▶ **SHORT EXERCISE**: Find how many lines in the data below mention "Euro". Give the number only.

▶ **TASK INPUTS**:
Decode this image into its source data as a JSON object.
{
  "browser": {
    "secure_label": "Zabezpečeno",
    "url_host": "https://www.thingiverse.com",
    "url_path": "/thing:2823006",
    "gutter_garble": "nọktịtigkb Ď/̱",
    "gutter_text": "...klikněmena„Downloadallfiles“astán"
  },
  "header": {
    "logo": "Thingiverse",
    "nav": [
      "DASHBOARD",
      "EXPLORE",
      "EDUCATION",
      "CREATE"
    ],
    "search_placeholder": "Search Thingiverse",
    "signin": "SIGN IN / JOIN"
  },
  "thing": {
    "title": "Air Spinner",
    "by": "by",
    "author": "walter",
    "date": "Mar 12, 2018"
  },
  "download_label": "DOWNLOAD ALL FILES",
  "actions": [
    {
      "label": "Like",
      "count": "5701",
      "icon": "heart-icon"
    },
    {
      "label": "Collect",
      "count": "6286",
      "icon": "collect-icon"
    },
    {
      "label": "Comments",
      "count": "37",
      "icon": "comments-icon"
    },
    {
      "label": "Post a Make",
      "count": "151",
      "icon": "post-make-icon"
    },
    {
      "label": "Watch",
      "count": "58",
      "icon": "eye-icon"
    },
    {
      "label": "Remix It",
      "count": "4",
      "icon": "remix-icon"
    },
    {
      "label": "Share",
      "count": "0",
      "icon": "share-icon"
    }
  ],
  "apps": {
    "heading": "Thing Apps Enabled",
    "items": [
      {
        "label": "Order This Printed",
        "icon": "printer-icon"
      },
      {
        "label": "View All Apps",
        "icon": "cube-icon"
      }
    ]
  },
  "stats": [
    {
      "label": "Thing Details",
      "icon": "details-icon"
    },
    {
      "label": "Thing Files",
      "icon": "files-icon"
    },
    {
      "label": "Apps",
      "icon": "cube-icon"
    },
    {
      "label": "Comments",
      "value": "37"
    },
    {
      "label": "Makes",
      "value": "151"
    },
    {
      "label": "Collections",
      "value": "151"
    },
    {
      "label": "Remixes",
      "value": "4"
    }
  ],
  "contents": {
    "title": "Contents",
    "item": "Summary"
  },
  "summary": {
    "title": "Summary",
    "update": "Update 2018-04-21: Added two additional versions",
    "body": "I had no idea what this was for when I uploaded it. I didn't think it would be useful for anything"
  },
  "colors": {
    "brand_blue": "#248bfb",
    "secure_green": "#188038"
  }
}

--

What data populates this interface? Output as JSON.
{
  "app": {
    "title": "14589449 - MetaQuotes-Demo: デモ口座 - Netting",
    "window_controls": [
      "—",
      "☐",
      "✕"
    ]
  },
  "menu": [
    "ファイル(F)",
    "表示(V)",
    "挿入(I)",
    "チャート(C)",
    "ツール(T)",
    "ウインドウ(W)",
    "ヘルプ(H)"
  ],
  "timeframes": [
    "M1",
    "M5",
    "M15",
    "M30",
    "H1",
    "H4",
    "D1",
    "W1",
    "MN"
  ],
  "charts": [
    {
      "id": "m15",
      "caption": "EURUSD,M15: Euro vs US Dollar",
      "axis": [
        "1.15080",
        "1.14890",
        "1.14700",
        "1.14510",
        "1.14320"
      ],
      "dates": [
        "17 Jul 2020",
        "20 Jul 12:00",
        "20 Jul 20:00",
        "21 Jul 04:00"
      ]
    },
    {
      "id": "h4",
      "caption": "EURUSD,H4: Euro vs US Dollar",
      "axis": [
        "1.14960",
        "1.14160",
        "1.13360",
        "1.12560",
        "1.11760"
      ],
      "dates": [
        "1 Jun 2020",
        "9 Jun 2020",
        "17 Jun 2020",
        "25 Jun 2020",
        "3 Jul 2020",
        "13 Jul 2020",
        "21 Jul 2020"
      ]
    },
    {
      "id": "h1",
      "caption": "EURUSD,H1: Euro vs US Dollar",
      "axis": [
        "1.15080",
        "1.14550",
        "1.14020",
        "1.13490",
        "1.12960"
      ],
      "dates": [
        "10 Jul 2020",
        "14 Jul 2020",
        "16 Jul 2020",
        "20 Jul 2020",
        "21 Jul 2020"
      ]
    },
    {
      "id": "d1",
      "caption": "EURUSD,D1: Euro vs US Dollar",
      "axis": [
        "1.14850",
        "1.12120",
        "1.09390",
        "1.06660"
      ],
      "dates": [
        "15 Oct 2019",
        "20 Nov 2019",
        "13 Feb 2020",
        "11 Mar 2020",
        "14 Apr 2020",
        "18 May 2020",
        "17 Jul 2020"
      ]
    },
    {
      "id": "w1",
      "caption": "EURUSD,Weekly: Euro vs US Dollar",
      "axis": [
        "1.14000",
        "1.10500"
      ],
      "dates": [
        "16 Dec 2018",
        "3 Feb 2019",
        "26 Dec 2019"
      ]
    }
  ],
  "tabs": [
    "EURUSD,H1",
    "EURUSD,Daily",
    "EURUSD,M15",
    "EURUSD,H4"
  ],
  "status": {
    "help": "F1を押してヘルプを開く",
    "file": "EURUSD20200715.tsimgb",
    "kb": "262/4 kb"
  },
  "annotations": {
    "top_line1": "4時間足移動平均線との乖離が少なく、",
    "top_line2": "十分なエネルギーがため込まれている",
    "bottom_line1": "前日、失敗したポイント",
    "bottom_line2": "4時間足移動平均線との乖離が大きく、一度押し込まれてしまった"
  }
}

▶ **TASK SOLUTION**: 5